Provided records.
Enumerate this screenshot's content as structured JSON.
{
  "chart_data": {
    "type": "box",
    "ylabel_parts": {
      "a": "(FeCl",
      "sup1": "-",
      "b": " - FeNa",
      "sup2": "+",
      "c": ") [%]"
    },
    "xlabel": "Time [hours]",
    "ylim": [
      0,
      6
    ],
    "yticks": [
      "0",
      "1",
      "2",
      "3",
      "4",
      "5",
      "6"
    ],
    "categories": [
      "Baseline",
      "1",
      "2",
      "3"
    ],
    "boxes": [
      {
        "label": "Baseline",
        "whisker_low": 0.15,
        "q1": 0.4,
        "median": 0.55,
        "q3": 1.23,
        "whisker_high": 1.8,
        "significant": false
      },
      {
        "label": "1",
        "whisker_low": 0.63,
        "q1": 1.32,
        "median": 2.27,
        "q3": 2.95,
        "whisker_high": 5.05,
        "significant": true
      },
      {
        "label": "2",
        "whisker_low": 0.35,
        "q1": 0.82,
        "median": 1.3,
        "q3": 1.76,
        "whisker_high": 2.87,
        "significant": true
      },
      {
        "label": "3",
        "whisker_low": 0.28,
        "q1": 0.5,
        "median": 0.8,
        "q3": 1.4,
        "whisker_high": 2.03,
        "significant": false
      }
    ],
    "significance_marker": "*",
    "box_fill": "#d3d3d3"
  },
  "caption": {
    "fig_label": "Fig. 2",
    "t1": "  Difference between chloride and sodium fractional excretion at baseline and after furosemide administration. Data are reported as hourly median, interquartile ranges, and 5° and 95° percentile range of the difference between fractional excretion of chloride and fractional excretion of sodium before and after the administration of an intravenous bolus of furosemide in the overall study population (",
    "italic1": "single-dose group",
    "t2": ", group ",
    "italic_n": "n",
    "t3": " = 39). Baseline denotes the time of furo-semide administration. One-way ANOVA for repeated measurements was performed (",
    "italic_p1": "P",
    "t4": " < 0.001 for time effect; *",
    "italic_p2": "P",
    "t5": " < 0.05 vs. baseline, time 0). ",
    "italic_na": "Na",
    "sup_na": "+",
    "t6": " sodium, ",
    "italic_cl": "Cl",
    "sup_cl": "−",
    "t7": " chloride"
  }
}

Request.
Copy out each line exactly.

Solution to this exercise.
Enumerate this screenshot's content as structured JSON.
{
  "chart_data": {
    "type": "box",
    "ylabel_parts": {
      "a": "(FeCl",
      "sup1": "-",
      "b": " - FeNa",
      "sup2": "+",
      "c": ") [%]"
    },
    "xlabel": "Time [hours]",
    "ylim": [
      0,
      6
    ],
    "yticks": [
      "0",
      "1",
      "2",
      "3",
      "4",
      "5",
      "6"
    ],
    "categories": [
      "Baseline",
      "1",
      "2",
      "3"
    ],
    "boxes": [
      {
        "label": "Baseline",
        "whisker_low": 0.15,
        "q1": 0.4,
        "median": 0.55,
        "q3": 1.23,
        "whisker_high": 1.8,
        "significant": false
      },
      {
        "label": "1",
        "whisker_low": 0.63,
        "q1": 1.32,
        "median": 2.27,
        "q3": 2.95,
        "whisker_high": 5.05,
        "significant": true
      },
      {
        "label": "2",
        "whisker_low": 0.35,
        "q1": 0.82,
        "median": 1.3,
        "q3": 1.76,
        "whisker_high": 2.87,
        "significant": true
      },
      {
        "label": "3",
        "whisker_low": 0.28,
        "q1": 0.5,
        "median": 0.8,
        "q3": 1.4,
        "whisker_high": 2.03,
        "significant": false
      }
    ],
    "significance_marker": "*",
    "box_fill": "#d3d3d3"
  },
  "caption": {
    "fig_label": "Fig. 2",
    "t1": "  Difference between chloride and sodium fractional excretion at baseline and after furosemide administration. Data are reported as hourly median, interquartile ranges, and 5° and 95° percentile range of the difference between fractional excretion of chloride and fractional excretion of sodium before and after the administration of an intravenous bolus of furosemide in the overall study population (",
    "italic1": "single-dose group",
    "t2": ", group ",
    "italic_n": "n",
    "t3": " = 39). Baseline denotes the time of furo-semide administration. One-way ANOVA for repeated measurements was performed (",
    "italic_p1": "P",
    "t4": " < 0.001 for time effect; *",
    "italic_p2": "P",
    "t5": " < 0.05 vs. baseline, time 0). ",
    "italic_na": "Na",
    "sup_na": "+",
    "t6": " sodium, ",
    "italic_cl": "Cl",
    "sup_cl": "−",
    "t7": " chloride"
  }
}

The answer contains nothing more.